**Brano scelto:**

☆ ☆ ☆ ☆ ☆ ☆ ☆

Dobbiamo al riguardo badare con diligenza a certi modi di parlare che usiamo abitualmente per comprendere che Matteo non si allontana affatto dall'uso comune.

Noi diciamo, ad esempio, che un qualcosa si avvicina anche prima che effettivamente giunga là dove si dice che è giunto.

Così diciamo: Si avvicinò poco, o molto, al punto dove desiderava arrivare.

Non solo, ma lo stesso arrivo con cui si raggiunge una persona, spesso diciamo che è avvenuto anche se chi arriva non riesce a vedere colui dal quale doveva arrivare per ottenere un favore che gli era necessario, ma giunge a lui solo tramite degli amici.

Ciò è così entrato nella consuetudine che nel gergo comune si chiamano perventores coloro che, mediante l'interposizione di persone e abili e ambiziose che fanno da tramite, raggiungono l'animo dei potenti, che di per sé sarebbero inaccessibili.

Se dunque è lecito dire che lo stesso raggiungimento di una mèta può farsi tramite altri, con quanto maggior ragione potrà dirsi che per mezzo di altri può farsi anche l'avvicinamento?

In realtà l'avvicinamento spessissimo resta al di sotto del conseguimento, in quanto molte volte ci si può, sì, avvicinare ma non si può arrivare alla mèta.

Non è pertanto assurdo che Matteo, riferendosi all'invio di altri mediante i quali il centurione si rese vicino a Gesù, abbia preferito dire sinteticamente con una frase comprensibile anche ai profani: Un centurione si avvicinò a lui.

☆ ☆ ☆ ☆ ☆ ☆ ☆

**Dati mostrati:**
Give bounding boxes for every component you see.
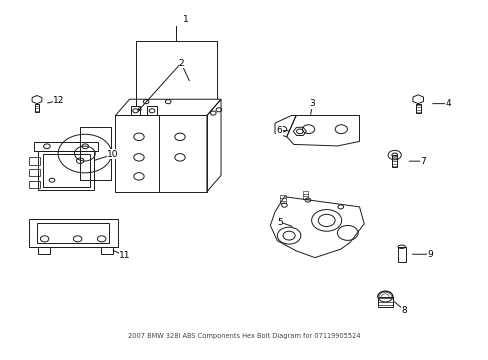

☆ ☆ ☆ ☆ ☆ ☆ ☆

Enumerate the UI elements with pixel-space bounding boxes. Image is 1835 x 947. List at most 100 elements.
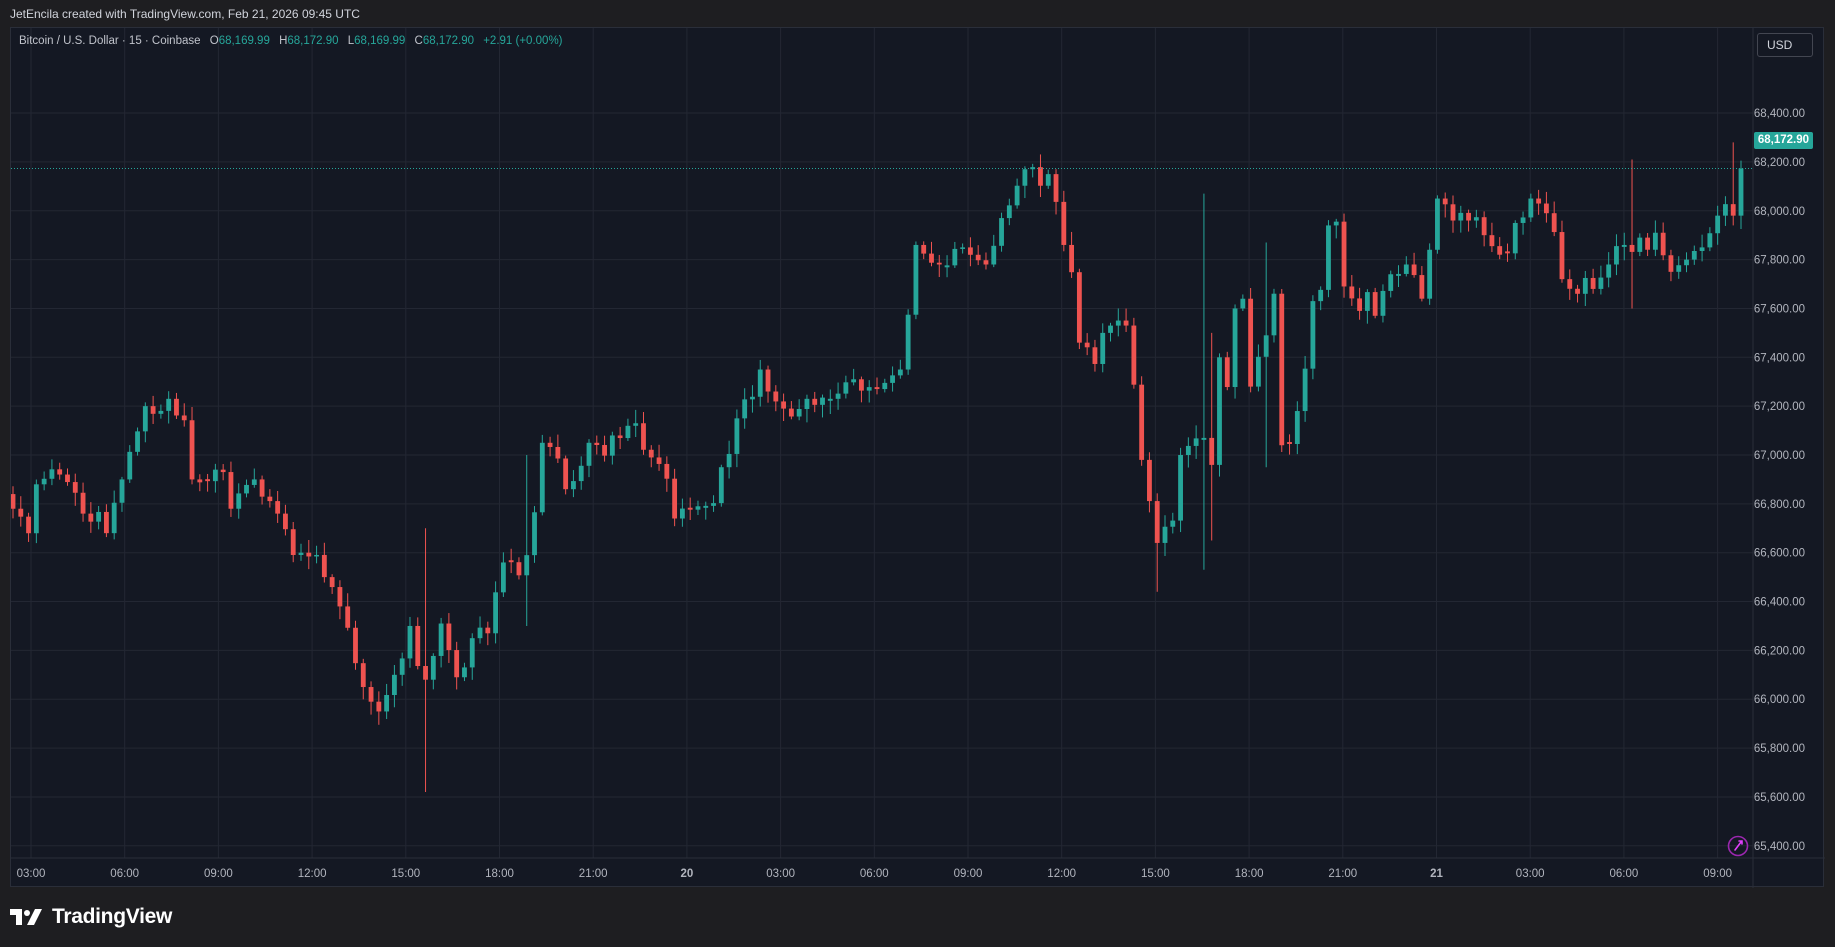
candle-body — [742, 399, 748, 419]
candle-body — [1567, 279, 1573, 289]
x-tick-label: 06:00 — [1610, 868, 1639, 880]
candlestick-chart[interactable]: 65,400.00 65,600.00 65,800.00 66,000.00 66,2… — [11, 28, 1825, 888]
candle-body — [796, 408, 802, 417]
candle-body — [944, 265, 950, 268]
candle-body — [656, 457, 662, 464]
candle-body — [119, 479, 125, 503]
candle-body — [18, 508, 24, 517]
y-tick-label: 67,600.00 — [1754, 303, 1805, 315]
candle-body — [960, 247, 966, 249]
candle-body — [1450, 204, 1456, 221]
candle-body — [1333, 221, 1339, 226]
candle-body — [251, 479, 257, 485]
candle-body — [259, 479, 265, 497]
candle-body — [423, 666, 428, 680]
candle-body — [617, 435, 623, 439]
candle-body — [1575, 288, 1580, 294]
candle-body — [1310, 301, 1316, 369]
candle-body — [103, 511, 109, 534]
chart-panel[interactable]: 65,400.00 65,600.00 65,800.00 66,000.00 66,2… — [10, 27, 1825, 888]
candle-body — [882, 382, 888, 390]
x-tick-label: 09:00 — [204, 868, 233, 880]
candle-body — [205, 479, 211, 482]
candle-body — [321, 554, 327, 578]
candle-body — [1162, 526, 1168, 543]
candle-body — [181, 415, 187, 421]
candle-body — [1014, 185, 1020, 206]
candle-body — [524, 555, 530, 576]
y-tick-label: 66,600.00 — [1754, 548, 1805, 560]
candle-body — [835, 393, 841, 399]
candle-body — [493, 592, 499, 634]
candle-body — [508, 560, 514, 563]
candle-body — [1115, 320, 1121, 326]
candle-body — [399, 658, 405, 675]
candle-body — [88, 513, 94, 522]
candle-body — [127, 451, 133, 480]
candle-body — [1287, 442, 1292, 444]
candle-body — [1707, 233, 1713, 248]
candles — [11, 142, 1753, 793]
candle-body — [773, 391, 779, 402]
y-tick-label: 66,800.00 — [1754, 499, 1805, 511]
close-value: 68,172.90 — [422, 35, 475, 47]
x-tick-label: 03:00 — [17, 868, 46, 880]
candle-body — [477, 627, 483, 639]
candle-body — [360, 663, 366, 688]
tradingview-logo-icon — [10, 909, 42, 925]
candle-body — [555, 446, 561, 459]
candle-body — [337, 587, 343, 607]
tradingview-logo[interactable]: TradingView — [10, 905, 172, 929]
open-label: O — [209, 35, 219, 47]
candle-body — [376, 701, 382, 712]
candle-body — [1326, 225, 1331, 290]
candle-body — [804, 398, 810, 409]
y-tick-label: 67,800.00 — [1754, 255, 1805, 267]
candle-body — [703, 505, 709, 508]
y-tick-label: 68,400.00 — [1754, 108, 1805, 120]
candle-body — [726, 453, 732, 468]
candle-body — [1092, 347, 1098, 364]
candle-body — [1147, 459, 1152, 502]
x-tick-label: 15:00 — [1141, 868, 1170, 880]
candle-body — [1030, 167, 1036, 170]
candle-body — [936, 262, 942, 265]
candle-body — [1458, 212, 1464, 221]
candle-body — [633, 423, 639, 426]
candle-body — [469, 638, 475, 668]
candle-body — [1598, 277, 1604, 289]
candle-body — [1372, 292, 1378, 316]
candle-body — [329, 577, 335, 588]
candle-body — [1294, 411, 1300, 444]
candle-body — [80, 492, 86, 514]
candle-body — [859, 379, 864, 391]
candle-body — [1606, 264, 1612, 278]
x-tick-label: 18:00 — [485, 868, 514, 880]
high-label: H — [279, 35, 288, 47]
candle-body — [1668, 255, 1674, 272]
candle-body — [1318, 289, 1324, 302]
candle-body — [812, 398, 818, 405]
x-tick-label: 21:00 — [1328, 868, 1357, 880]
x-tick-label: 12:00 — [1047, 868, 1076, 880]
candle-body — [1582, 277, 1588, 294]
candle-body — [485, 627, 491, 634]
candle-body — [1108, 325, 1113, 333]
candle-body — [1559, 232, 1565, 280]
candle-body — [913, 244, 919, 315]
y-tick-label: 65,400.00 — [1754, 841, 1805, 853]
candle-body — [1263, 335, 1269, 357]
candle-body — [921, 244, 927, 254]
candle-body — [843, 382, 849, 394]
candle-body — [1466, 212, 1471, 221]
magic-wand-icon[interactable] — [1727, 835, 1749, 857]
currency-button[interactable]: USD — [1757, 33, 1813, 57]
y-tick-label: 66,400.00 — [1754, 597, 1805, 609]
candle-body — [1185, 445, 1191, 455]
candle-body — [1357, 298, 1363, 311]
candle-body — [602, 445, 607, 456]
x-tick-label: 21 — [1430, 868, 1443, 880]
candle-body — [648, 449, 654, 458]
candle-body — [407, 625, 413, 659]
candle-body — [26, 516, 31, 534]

☆ ☆ ☆ ☆ ☆ ☆ ☆

**Da fare:**
1) Ripeti per intero il brano su come Matteo descrive l'avvicinamento del centurione a Gesù.
2) Nei record, riscrivi il tratto che va dalla riga contenente "Enumerate the UI" fino a quella contenente "candle-body — [477, 627, 483, 639]", sostituendo "y-tick-label" con "etichetta-asse-y" e lasciando invariato tutto il resto. Non riportare le immagini.

**Risposte per compito:**
1)
Dobbiamo al riguardo badare con diligenza a certi modi di parlare che usiamo abitualmente per comprendere che Matteo non si allontana affatto dall'uso comune.

Noi diciamo, ad esempio, che un qualcosa si avvicina anche prima che effettivamente giunga là dove si dice che è giunto.

Così diciamo: Si avvicinò poco, o molto, al punto dove desiderava arrivare.

Non solo, ma lo stesso arrivo con cui si raggiunge una persona, spesso diciamo che è avvenuto anche se chi arriva non riesce a vedere colui dal quale doveva arrivare per ottenere un favore che gli era necessario, ma giunge a lui solo tramite degli amici.

Ciò è così entrato nella consuetudine che nel gergo comune si chiamano perventores coloro che, mediante l'interposizione di persone e abili e ambiziose che fanno da tramite, raggiungono l'animo dei potenti, che di per sé sarebbero inaccessibili.

Se dunque è lecito dire che lo stesso raggiungimento di una mèta può farsi tramite altri, con quanto maggior ragione potrà dirsi che per mezzo di altri può farsi anche l'avvicinamento?

In realtà l'avvicinamento spessissimo resta al di sotto del conseguimento, in quanto molte volte ci si può, sì, avvicinare ma non si può arrivare alla mèta.

Non è pertanto assurdo che Matteo, riferendosi all'invio di altri mediante i quali il centurione si rese vicino a Gesù, abbia preferito dire sinteticamente con una frase comprensibile anche ai profani: Un centurione si avvicinò a lui.

2)
Enumerate the UI elements with pixel-space bounding boxes. Image is 1835 x 947. List at most 100 elements.
candle-body — [742, 399, 748, 419]
candle-body — [1567, 279, 1573, 289]
x-tick-label: 06:00 — [1610, 868, 1639, 880]
candlestick-chart[interactable]: 65,400.00 65,600.00 65,800.00 66,000.00 66,2… — [11, 28, 1825, 888]
candle-body — [796, 408, 802, 417]
candle-body — [944, 265, 950, 268]
candle-body — [656, 457, 662, 464]
candle-body — [119, 479, 125, 503]
candle-body — [18, 508, 24, 517]
etichetta-asse-y: 67,600.00 — [1754, 303, 1805, 315]
candle-body — [960, 247, 966, 249]
candle-body — [1450, 204, 1456, 221]
candle-body — [1333, 221, 1339, 226]
candle-body — [251, 479, 257, 485]
candle-body — [259, 479, 265, 497]
candle-body — [423, 666, 428, 680]
candle-body — [617, 435, 623, 439]
candle-body — [1575, 288, 1580, 294]
candle-body — [1310, 301, 1316, 369]
candle-body — [103, 511, 109, 534]
chart-panel[interactable]: 65,400.00 65,600.00 65,800.00 66,000.00 66,2… — [10, 27, 1825, 888]
candle-body — [882, 382, 888, 390]
x-tick-label: 09:00 — [204, 868, 233, 880]
candle-body — [205, 479, 211, 482]
candle-body — [321, 554, 327, 578]
candle-body — [1162, 526, 1168, 543]
candle-body — [181, 415, 187, 421]
candle-body — [1014, 185, 1020, 206]
candle-body — [524, 555, 530, 576]
etichetta-asse-y: 66,600.00 — [1754, 548, 1805, 560]
candle-body — [835, 393, 841, 399]
candle-body — [493, 592, 499, 634]
candle-body — [508, 560, 514, 563]
candle-body — [1115, 320, 1121, 326]
candle-body — [399, 658, 405, 675]
candle-body — [88, 513, 94, 522]
candle-body — [127, 451, 133, 480]
candle-body — [1287, 442, 1292, 444]
candle-body — [1707, 233, 1713, 248]
candles — [11, 142, 1753, 793]
candle-body — [773, 391, 779, 402]
etichetta-asse-y: 66,800.00 — [1754, 499, 1805, 511]
close-value: 68,172.90 — [422, 35, 475, 47]
x-tick-label: 03:00 — [17, 868, 46, 880]
candle-body — [477, 627, 483, 639]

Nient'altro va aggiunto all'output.